(What the task asks):
Below is a listing; copy all of it exactly.

(Source material):

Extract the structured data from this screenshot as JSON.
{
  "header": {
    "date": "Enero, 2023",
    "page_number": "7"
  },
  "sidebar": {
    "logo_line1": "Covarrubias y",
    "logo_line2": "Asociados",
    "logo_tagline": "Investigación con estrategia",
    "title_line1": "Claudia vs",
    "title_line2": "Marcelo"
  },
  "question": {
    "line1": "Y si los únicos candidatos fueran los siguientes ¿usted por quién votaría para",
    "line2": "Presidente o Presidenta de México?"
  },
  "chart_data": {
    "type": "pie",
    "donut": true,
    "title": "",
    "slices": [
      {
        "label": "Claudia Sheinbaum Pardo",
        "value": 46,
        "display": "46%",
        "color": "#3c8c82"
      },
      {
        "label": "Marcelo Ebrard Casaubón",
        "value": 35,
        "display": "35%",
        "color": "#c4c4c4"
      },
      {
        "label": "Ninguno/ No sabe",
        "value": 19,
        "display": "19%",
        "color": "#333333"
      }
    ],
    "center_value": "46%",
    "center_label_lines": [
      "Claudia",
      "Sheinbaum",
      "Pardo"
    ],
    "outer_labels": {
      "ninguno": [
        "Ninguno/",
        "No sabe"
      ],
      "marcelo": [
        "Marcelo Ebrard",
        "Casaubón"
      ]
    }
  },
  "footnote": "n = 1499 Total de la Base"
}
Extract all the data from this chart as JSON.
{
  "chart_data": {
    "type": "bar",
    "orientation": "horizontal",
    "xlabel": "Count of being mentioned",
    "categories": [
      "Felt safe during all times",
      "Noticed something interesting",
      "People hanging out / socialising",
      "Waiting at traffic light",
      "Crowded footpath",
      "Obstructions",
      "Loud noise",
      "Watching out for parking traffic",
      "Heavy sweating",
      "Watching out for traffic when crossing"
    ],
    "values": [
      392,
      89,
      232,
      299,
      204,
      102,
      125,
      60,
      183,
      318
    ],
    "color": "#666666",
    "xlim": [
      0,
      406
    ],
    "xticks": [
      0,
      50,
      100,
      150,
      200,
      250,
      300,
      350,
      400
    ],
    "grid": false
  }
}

(Solution to this exercise):
Extract the structured data from this screenshot as JSON.
{
  "header": {
    "date": "Enero, 2023",
    "page_number": "7"
  },
  "sidebar": {
    "logo_line1": "Covarrubias y",
    "logo_line2": "Asociados",
    "logo_tagline": "Investigación con estrategia",
    "title_line1": "Claudia vs",
    "title_line2": "Marcelo"
  },
  "question": {
    "line1": "Y si los únicos candidatos fueran los siguientes ¿usted por quién votaría para",
    "line2": "Presidente o Presidenta de México?"
  },
  "chart_data": {
    "type": "pie",
    "donut": true,
    "title": "",
    "slices": [
      {
        "label": "Claudia Sheinbaum Pardo",
        "value": 46,
        "display": "46%",
        "color": "#3c8c82"
      },
      {
        "label": "Marcelo Ebrard Casaubón",
        "value": 35,
        "display": "35%",
        "color": "#c4c4c4"
      },
      {
        "label": "Ninguno/ No sabe",
        "value": 19,
        "display": "19%",
        "color": "#333333"
      }
    ],
    "center_value": "46%",
    "center_label_lines": [
      "Claudia",
      "Sheinbaum",
      "Pardo"
    ],
    "outer_labels": {
      "ninguno": [
        "Ninguno/",
        "No sabe"
      ],
      "marcelo": [
        "Marcelo Ebrard",
        "Casaubón"
      ]
    }
  },
  "footnote": "n = 1499 Total de la Base"
}
Extract all the data from this chart as JSON.
{
  "chart_data": {
    "type": "bar",
    "orientation": "horizontal",
    "xlabel": "Count of being mentioned",
    "categories": [
      "Felt safe during all times",
      "Noticed something interesting",
      "People hanging out / socialising",
      "Waiting at traffic light",
      "Crowded footpath",
      "Obstructions",
      "Loud noise",
      "Watching out for parking traffic",
      "Heavy sweating",
      "Watching out for traffic when crossing"
    ],
    "values": [
      392,
      89,
      232,
      299,
      204,
      102,
      125,
      60,
      183,
      318
    ],
    "color": "#666666",
    "xlim": [
      0,
      406
    ],
    "xticks": [
      0,
      50,
      100,
      150,
      200,
      250,
      300,
      350,
      400
    ],
    "grid": false
  }
}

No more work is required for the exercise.